Plusieurs créateurs et couturiers ont su très vite percevoir les multiples opportunités fournies par l’impression 3D.
La mode expérimente et adopte l’impression 3D
Les exemples sont nombreux, chaussures, robes, sacs à main, accessoires de mode, témoignant de cette recherche de la mode vers de nouveaux terrains d’expression technologique.
Certains grands créateurs ont été précurseurs dans le domaine ; tels que Alexander McQueen (1), présentant des chaussures fabriquées en impression 3D dès 2010. Iris Van Herpen (2) est venue prolonger le phénomène par la création de robes squelettes ainsi que et parmi d’autres Anouk Wipprecht (3) développant des robes araignées fabriquées grâce à l’impression 3D.
Sans oublier la maison emblématique Chanel faisant défiler des mannequins vêtus de vestes dont la structure a été conçue grâce à l’impression 3D (4) (par utilisation de la technique du frittage laser).

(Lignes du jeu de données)
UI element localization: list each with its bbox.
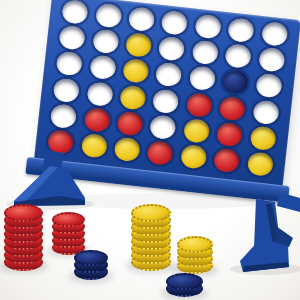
disc-stacks — [0, 0, 300, 300]
blue-small-stack — [74, 250, 108, 280]
yellow-short-stack — [177, 236, 213, 274]
red-disc — [4, 204, 43, 222]
blue-disc — [166, 273, 203, 290]
red-short-stack — [52, 212, 85, 255]
red-tall-stack — [4, 204, 43, 271]
blue-disc — [74, 250, 108, 266]
yellow-disc — [131, 204, 171, 222]
connect-four-photo — [0, 0, 300, 300]
blue-front-stack — [166, 273, 203, 297]
yellow-tall-stack — [131, 204, 171, 271]
yellow-disc — [177, 236, 213, 253]
red-disc — [52, 212, 85, 227]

● Consigne 1
D'après le texte sur la mode et l'impression 3D, par quelle technique la structure des vestes du défilé Chanel a-t-elle été conçue ?
● Consigne 2
Donnez la suite du texte sur la mode et l'impression 3D.

● Réponse finale 1
Par le frittage laser.

● Réponse finale 2
Les acteurs du prêt-à-porter (5) se sont également saisis de l’impression 3D qui vient bouleverser les modes de consommation et de production en offrant la possibilité aux consommateurs de personnaliser des produits standard. La consommation grand public, dans le domaine de la mode en particulier, est en passe de basculer vers l’achat de produits personnalisés jusqu’au sur-mesure. Demain pourrait être un retour vers la grande époque de la confection sur mesure de la première moitié du XXe siècle tout en la dépassant grâce aux technologies modernes qui permettent une fabrication beaucoup plus rapide.
L’impact de cette technologie ne se limite pas au domaine de la création, cette technologie vient susciter des interrogations juridiques.
L’impression 3D et le droit d’auteur
La titularité, la protection et la défense des droits de propriété intellectuelle engagés dans la création par impression 3D, sans être bouleversés, doivent être abordés de manière spécifique.
En effet, la fabrication par impression 3D, qui est une fabrication assistée par ordinateur, suppose la création d’un fichier 3D, qui exprime dans un langage particulier une création qui sera ensuite fabriquée par une imprimante 3D. Autrement dit, le fichier 3D est un fichier électronique qui représente de manière numérique un objet en trois dimensions.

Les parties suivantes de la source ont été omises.